Stated goal:
Reproduce the listing below exactly. Pictures do not belong in the copy.
>> Start Data records
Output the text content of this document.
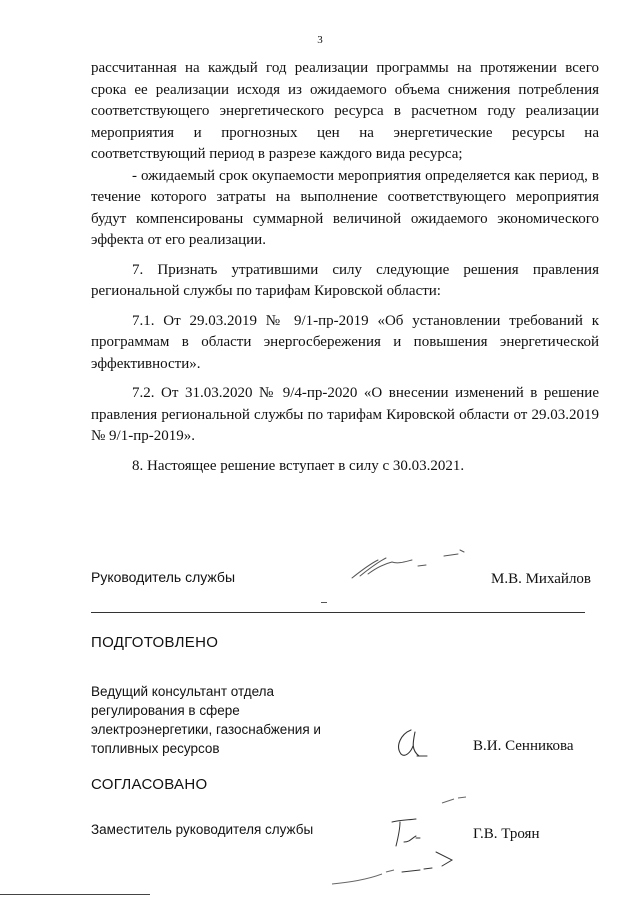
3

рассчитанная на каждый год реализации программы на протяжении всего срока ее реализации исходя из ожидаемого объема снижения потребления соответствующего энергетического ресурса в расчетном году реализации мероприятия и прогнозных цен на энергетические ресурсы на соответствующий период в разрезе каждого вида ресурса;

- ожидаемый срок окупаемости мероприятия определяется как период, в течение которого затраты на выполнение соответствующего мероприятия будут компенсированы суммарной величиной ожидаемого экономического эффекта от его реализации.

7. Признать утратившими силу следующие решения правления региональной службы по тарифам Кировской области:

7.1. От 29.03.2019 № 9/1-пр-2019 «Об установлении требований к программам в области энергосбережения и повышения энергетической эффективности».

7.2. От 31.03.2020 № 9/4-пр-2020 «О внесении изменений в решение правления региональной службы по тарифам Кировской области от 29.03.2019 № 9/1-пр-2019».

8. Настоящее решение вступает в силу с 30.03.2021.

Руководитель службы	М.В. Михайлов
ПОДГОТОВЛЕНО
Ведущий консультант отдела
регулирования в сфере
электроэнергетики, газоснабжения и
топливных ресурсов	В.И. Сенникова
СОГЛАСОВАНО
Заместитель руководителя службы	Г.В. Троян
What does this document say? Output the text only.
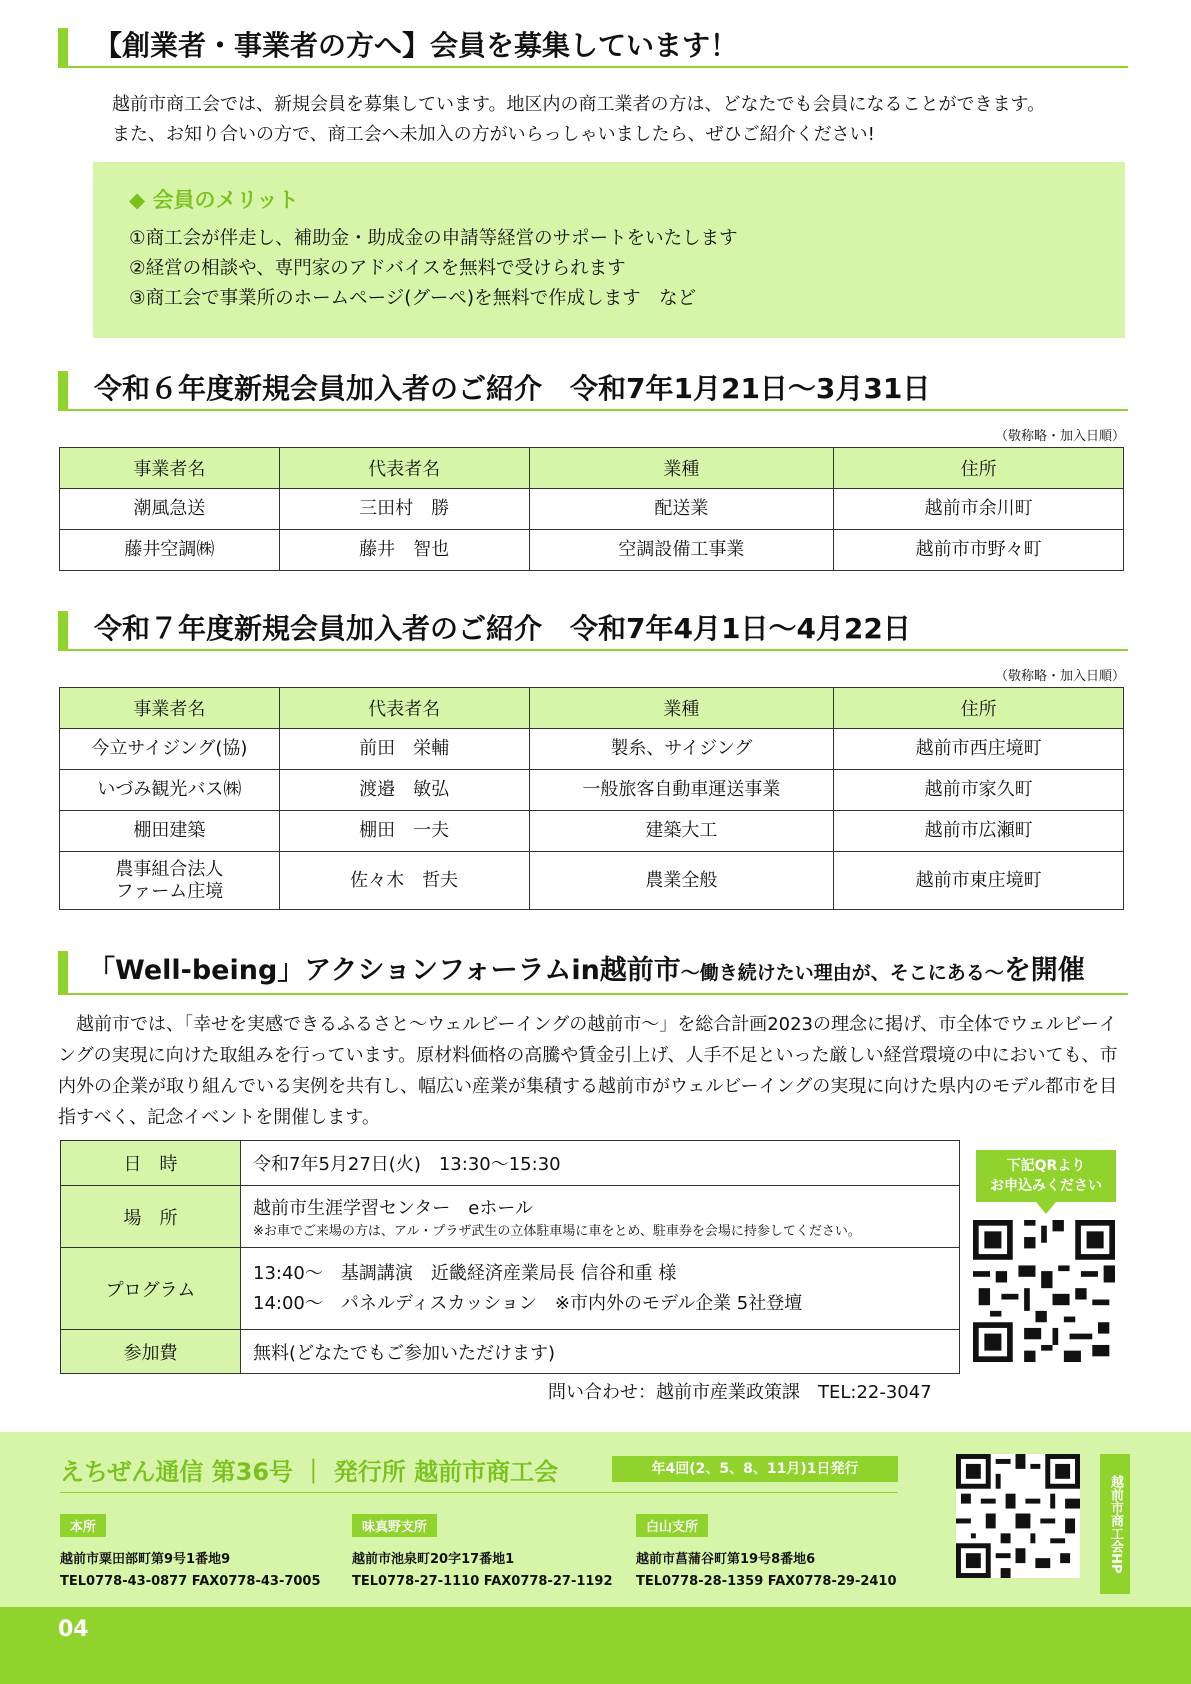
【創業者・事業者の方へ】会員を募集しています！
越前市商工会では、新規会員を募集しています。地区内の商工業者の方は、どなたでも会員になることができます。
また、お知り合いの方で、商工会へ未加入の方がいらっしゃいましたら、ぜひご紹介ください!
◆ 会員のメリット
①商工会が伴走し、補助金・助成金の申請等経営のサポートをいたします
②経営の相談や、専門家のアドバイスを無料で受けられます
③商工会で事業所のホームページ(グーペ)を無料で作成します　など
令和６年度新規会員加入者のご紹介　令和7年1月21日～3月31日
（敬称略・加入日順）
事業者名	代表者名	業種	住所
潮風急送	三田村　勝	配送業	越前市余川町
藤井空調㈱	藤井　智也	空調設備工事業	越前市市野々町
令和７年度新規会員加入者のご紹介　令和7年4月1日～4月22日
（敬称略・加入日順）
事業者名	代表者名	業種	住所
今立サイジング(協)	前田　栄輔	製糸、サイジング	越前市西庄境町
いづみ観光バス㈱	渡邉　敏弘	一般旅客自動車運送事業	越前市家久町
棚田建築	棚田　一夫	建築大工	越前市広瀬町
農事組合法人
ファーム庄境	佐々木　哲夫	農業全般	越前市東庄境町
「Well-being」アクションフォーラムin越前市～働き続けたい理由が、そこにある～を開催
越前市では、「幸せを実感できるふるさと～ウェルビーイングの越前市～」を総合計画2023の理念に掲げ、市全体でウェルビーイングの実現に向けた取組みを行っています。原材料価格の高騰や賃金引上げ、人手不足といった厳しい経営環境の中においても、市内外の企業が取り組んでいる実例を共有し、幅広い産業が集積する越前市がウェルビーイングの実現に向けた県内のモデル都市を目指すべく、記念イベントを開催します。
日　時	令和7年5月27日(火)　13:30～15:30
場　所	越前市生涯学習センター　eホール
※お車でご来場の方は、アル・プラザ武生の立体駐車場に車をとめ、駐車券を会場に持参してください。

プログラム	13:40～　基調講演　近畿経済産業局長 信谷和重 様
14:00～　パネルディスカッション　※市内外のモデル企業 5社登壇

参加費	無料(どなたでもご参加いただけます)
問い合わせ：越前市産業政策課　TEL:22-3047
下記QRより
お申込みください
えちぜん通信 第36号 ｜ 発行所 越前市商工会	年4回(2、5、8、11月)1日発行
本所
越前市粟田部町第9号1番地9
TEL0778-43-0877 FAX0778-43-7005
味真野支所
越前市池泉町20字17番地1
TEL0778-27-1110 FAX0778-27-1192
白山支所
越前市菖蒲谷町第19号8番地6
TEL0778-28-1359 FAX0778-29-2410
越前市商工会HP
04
>> End Data records
The reply:
Output the text content of this document.
3

рассчитанная на каждый год реализации программы на протяжении всего срока ее реализации исходя из ожидаемого объема снижения потребления соответствующего энергетического ресурса в расчетном году реализации мероприятия и прогнозных цен на энергетические ресурсы на соответствующий период в разрезе каждого вида ресурса;

- ожидаемый срок окупаемости мероприятия определяется как период, в течение которого затраты на выполнение соответствующего мероприятия будут компенсированы суммарной величиной ожидаемого экономического эффекта от его реализации.

7. Признать утратившими силу следующие решения правления региональной службы по тарифам Кировской области:

7.1. От 29.03.2019 № 9/1-пр-2019 «Об установлении требований к программам в области энергосбережения и повышения энергетической эффективности».

7.2. От 31.03.2020 № 9/4-пр-2020 «О внесении изменений в решение правления региональной службы по тарифам Кировской области от 29.03.2019 № 9/1-пр-2019».

8. Настоящее решение вступает в силу с 30.03.2021.

Руководитель службы	М.В. Михайлов
ПОДГОТОВЛЕНО
Ведущий консультант отдела
регулирования в сфере
электроэнергетики, газоснабжения и
топливных ресурсов	В.И. Сенникова
СОГЛАСОВАНО
Заместитель руководителя службы	Г.В. Троян
What does this document say? Output the text only.
【創業者・事業者の方へ】会員を募集しています！
越前市商工会では、新規会員を募集しています。地区内の商工業者の方は、どなたでも会員になることができます。
また、お知り合いの方で、商工会へ未加入の方がいらっしゃいましたら、ぜひご紹介ください!
◆ 会員のメリット
①商工会が伴走し、補助金・助成金の申請等経営のサポートをいたします
②経営の相談や、専門家のアドバイスを無料で受けられます
③商工会で事業所のホームページ(グーペ)を無料で作成します　など
令和６年度新規会員加入者のご紹介　令和7年1月21日～3月31日
（敬称略・加入日順）
事業者名	代表者名	業種	住所
潮風急送	三田村　勝	配送業	越前市余川町
藤井空調㈱	藤井　智也	空調設備工事業	越前市市野々町
令和７年度新規会員加入者のご紹介　令和7年4月1日～4月22日
（敬称略・加入日順）
事業者名	代表者名	業種	住所
今立サイジング(協)	前田　栄輔	製糸、サイジング	越前市西庄境町
いづみ観光バス㈱	渡邉　敏弘	一般旅客自動車運送事業	越前市家久町
棚田建築	棚田　一夫	建築大工	越前市広瀬町
農事組合法人
ファーム庄境	佐々木　哲夫	農業全般	越前市東庄境町
「Well-being」アクションフォーラムin越前市～働き続けたい理由が、そこにある～を開催
越前市では、「幸せを実感できるふるさと～ウェルビーイングの越前市～」を総合計画2023の理念に掲げ、市全体でウェルビーイングの実現に向けた取組みを行っています。原材料価格の高騰や賃金引上げ、人手不足といった厳しい経営環境の中においても、市内外の企業が取り組んでいる実例を共有し、幅広い産業が集積する越前市がウェルビーイングの実現に向けた県内のモデル都市を目指すべく、記念イベントを開催します。
日　時	令和7年5月27日(火)　13:30～15:30
場　所	越前市生涯学習センター　eホール
※お車でご来場の方は、アル・プラザ武生の立体駐車場に車をとめ、駐車券を会場に持参してください。

プログラム	13:40～　基調講演　近畿経済産業局長 信谷和重 様
14:00～　パネルディスカッション　※市内外のモデル企業 5社登壇

参加費	無料(どなたでもご参加いただけます)
問い合わせ：越前市産業政策課　TEL:22-3047
下記QRより
お申込みください
えちぜん通信 第36号 ｜ 発行所 越前市商工会	年4回(2、5、8、11月)1日発行
本所
越前市粟田部町第9号1番地9
TEL0778-43-0877 FAX0778-43-7005
味真野支所
越前市池泉町20字17番地1
TEL0778-27-1110 FAX0778-27-1192
白山支所
越前市菖蒲谷町第19号8番地6
TEL0778-28-1359 FAX0778-29-2410
越前市商工会HP
04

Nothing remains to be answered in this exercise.